-- begin Data supplied --
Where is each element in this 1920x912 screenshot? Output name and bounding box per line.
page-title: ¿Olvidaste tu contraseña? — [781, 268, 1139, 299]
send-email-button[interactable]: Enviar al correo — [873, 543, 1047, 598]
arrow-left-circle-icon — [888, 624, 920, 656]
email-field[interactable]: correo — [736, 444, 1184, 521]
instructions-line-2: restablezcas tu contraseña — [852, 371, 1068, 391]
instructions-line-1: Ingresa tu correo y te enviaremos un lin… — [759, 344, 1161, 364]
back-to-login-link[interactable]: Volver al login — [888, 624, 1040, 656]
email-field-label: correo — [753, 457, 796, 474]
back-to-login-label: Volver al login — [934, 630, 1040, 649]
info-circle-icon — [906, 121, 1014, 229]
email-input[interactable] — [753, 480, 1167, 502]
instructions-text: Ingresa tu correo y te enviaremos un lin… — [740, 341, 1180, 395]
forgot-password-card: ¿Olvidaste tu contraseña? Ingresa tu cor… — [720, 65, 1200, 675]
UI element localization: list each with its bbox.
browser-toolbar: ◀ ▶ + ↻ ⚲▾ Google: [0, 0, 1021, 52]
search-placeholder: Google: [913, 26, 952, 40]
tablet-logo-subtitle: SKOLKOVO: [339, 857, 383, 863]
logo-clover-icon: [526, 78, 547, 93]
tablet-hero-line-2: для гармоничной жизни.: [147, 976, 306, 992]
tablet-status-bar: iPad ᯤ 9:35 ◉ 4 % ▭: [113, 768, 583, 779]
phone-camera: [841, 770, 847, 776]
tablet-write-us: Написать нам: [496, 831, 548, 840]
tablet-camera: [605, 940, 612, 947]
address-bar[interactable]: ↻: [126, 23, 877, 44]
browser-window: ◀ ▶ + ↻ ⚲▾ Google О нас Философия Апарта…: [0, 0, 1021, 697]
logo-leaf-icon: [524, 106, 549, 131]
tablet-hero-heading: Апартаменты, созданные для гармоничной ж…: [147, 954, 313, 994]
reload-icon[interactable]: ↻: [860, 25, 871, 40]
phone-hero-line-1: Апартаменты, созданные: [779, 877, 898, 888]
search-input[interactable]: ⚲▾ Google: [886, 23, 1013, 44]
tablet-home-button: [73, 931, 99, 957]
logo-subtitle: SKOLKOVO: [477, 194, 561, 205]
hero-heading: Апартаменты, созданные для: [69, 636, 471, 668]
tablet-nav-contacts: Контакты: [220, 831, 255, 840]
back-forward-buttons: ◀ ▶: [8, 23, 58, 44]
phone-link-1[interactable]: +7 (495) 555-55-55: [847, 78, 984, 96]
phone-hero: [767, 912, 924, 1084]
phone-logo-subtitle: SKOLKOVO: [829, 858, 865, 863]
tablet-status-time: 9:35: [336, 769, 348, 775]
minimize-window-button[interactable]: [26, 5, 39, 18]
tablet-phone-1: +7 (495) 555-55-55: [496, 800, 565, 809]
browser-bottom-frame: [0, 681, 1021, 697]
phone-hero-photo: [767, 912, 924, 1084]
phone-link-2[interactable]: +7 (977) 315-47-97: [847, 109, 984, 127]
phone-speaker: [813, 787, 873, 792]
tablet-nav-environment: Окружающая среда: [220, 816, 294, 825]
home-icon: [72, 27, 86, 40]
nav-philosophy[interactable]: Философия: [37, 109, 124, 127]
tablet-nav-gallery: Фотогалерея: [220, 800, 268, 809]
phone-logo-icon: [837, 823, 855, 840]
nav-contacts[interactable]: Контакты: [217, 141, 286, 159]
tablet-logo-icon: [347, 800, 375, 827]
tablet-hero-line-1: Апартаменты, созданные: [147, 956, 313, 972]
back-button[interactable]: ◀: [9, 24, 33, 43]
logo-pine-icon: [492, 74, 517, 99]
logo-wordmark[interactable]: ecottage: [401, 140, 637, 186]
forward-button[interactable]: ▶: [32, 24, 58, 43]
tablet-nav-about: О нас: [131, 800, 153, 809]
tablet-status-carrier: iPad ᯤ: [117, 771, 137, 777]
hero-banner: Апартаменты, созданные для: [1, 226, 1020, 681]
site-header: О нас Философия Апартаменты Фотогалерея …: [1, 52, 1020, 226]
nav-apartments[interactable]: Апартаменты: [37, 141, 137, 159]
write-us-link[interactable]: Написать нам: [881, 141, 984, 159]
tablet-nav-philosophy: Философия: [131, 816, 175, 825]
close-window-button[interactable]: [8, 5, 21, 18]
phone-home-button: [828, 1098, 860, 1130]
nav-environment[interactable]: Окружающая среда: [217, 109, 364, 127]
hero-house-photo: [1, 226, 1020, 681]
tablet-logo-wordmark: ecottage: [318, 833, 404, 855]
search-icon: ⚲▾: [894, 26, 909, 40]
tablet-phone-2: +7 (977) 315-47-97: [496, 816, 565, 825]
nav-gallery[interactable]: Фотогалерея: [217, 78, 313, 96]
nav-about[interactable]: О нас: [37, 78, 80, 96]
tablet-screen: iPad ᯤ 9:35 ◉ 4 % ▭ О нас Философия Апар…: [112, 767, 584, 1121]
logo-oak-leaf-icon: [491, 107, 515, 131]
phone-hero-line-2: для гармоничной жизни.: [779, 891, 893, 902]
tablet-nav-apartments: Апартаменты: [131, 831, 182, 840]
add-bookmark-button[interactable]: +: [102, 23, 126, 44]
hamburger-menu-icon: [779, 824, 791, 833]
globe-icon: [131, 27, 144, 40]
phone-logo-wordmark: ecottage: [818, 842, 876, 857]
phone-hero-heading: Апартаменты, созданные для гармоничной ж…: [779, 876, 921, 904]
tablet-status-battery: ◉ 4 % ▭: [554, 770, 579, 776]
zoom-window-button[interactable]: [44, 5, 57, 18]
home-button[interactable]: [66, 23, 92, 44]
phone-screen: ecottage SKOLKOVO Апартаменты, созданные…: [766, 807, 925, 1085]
-- end Data supplied --
Duplicate every line from the start of the collected data down to and including the line that contains "instructions-line-2: restablezcas tu".

* Exercise response:
Where is each element in this 1920x912 screenshot? Output name and bounding box per line.
page-title: ¿Olvidaste tu contraseña? — [781, 268, 1139, 299]
send-email-button[interactable]: Enviar al correo — [873, 543, 1047, 598]
arrow-left-circle-icon — [888, 624, 920, 656]
email-field[interactable]: correo — [736, 444, 1184, 521]
instructions-line-2: restablezcas tu contraseña — [852, 371, 1068, 391]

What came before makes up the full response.